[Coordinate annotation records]
** START **
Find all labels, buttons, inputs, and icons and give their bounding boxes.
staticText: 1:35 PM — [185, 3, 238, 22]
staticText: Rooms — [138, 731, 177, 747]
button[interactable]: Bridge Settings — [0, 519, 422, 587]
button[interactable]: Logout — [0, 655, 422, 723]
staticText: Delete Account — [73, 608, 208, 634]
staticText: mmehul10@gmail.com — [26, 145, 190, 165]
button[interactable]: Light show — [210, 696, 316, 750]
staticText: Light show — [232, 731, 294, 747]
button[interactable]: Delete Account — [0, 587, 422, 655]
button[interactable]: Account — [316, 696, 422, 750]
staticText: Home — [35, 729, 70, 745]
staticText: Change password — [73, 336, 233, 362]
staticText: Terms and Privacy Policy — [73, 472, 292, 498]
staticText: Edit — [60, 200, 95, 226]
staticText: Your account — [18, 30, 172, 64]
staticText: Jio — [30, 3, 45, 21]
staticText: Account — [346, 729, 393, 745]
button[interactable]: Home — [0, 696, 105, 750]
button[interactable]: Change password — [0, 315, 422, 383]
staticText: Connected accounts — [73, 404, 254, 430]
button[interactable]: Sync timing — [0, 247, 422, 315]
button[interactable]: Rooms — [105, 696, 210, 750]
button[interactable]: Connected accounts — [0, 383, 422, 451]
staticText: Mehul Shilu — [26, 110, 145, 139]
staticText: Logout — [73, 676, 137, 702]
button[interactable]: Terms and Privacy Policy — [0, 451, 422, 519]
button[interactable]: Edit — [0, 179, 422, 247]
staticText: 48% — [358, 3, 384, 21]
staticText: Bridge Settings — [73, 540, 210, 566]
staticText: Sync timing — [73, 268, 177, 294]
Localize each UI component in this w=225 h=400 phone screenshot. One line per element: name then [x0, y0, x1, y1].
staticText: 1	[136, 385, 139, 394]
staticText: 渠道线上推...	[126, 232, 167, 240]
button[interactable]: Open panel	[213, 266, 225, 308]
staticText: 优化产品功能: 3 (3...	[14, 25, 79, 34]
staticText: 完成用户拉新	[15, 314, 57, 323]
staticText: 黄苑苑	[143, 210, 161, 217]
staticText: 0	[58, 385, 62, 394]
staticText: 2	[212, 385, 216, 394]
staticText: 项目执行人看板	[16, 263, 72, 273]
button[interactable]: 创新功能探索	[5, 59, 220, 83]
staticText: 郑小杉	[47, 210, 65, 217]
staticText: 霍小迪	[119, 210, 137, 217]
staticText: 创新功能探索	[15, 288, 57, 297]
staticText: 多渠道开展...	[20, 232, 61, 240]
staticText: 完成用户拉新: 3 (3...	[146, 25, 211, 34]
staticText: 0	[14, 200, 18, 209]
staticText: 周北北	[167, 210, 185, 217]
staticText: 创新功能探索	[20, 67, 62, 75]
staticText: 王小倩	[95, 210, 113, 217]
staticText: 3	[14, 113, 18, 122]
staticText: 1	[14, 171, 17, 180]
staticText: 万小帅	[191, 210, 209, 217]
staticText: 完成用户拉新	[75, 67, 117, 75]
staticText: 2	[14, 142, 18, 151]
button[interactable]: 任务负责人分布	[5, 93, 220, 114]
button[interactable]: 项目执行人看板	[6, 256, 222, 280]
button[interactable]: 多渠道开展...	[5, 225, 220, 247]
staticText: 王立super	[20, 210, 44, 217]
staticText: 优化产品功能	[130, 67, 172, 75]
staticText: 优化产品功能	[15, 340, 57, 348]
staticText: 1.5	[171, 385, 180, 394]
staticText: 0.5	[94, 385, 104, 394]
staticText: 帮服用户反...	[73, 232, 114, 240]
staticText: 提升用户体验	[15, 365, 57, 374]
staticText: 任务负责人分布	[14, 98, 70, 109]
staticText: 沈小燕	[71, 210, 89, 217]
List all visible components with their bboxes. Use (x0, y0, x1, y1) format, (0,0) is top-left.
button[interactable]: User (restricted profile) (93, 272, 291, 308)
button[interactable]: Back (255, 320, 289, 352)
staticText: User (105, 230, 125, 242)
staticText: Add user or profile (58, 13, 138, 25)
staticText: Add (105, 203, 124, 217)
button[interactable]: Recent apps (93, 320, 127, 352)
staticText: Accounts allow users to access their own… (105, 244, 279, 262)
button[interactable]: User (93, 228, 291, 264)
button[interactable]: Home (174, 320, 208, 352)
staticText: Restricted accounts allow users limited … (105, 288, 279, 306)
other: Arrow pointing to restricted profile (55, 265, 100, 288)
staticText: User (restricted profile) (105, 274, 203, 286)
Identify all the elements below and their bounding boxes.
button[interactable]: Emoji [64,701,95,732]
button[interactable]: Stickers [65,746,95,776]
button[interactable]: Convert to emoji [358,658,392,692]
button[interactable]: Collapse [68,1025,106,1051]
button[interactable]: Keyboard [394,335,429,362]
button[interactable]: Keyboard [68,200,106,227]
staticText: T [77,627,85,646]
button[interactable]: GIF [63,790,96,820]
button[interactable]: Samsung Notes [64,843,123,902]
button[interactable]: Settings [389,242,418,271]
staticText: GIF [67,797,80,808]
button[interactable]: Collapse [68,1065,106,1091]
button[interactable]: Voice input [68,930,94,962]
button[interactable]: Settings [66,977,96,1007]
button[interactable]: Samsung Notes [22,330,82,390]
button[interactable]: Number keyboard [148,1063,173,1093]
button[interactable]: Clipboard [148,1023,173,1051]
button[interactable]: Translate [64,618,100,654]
** END **
** START **
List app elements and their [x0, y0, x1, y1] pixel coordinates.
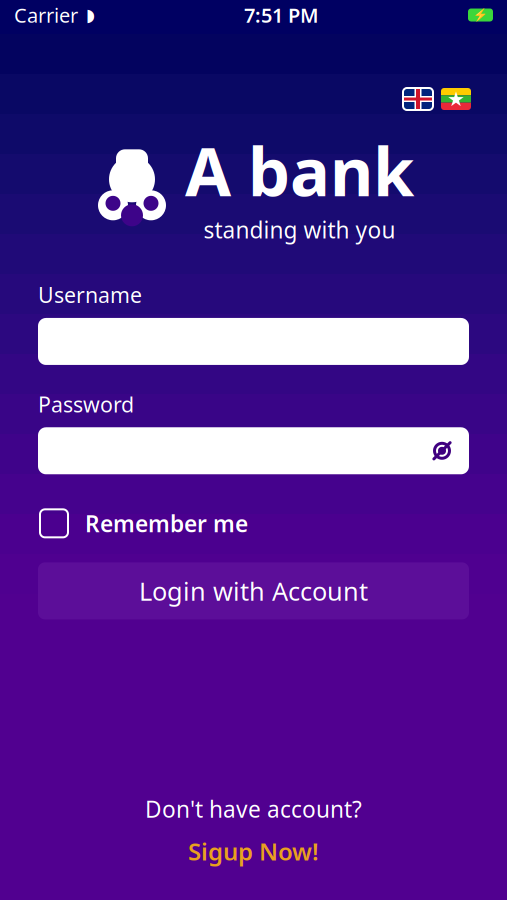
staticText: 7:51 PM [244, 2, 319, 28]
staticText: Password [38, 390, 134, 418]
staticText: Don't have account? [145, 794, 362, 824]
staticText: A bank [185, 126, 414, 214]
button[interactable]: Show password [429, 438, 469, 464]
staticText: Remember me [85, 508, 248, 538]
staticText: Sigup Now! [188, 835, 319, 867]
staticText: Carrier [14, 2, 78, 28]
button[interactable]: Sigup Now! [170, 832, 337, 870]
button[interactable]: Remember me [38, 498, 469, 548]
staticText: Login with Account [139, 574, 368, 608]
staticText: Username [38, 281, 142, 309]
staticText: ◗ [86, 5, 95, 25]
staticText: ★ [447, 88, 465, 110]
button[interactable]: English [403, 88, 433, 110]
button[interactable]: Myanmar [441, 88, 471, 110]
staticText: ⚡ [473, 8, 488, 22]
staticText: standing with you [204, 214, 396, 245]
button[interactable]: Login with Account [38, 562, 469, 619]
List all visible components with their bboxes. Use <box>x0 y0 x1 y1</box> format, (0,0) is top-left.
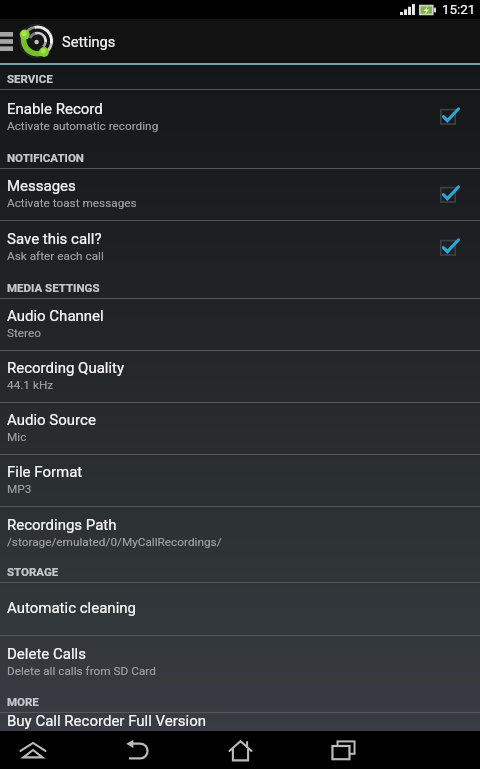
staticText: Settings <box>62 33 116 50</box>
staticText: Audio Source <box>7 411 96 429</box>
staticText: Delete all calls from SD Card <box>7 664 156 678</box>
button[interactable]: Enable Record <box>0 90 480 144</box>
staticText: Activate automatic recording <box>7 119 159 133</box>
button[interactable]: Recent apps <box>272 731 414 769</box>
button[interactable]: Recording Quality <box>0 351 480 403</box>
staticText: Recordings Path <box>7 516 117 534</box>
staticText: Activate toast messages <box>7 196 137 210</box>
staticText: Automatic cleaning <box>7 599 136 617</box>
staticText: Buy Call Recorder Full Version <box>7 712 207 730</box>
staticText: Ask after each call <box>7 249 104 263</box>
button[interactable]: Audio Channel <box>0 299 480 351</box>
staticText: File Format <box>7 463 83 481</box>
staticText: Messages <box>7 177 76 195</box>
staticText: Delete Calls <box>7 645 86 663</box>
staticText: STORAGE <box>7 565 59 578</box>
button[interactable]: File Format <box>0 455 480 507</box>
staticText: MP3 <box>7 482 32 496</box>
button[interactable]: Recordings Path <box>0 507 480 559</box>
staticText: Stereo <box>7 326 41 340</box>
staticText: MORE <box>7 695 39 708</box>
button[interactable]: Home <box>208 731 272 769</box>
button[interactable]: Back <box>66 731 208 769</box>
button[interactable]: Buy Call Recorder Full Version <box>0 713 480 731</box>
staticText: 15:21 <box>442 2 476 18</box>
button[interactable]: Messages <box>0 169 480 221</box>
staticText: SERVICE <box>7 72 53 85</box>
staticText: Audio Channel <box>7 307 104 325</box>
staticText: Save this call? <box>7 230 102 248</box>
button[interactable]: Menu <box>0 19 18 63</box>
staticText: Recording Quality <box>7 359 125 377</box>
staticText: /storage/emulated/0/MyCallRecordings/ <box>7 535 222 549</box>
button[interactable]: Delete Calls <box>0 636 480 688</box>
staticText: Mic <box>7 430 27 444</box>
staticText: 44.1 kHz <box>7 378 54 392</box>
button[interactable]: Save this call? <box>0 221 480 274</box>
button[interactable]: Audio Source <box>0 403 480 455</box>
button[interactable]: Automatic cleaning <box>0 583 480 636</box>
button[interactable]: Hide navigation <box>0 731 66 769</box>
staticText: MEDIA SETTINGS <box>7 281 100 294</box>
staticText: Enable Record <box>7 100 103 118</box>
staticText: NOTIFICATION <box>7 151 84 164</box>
** END **
In the part of the data that opens with the line containing "Find all labels, buttons, inputs, and" and closes with the line containing "button[interactable]: Account —", substitute "Scenes" for every "Light show" and reproduce only those lines, with everything else unchanged.

WRITTEN SOLUTION —
Find all labels, buttons, inputs, and icons and give their bounding boxes.
staticText: 1:35 PM — [185, 3, 238, 22]
staticText: Rooms — [138, 731, 177, 747]
button[interactable]: Bridge Settings — [0, 519, 422, 587]
button[interactable]: Logout — [0, 655, 422, 723]
staticText: Delete Account — [73, 608, 208, 634]
staticText: mmehul10@gmail.com — [26, 145, 190, 165]
button[interactable]: Scenes — [210, 696, 316, 750]
staticText: Scenes — [232, 731, 294, 747]
button[interactable]: Delete Account — [0, 587, 422, 655]
button[interactable]: Account — [316, 696, 422, 750]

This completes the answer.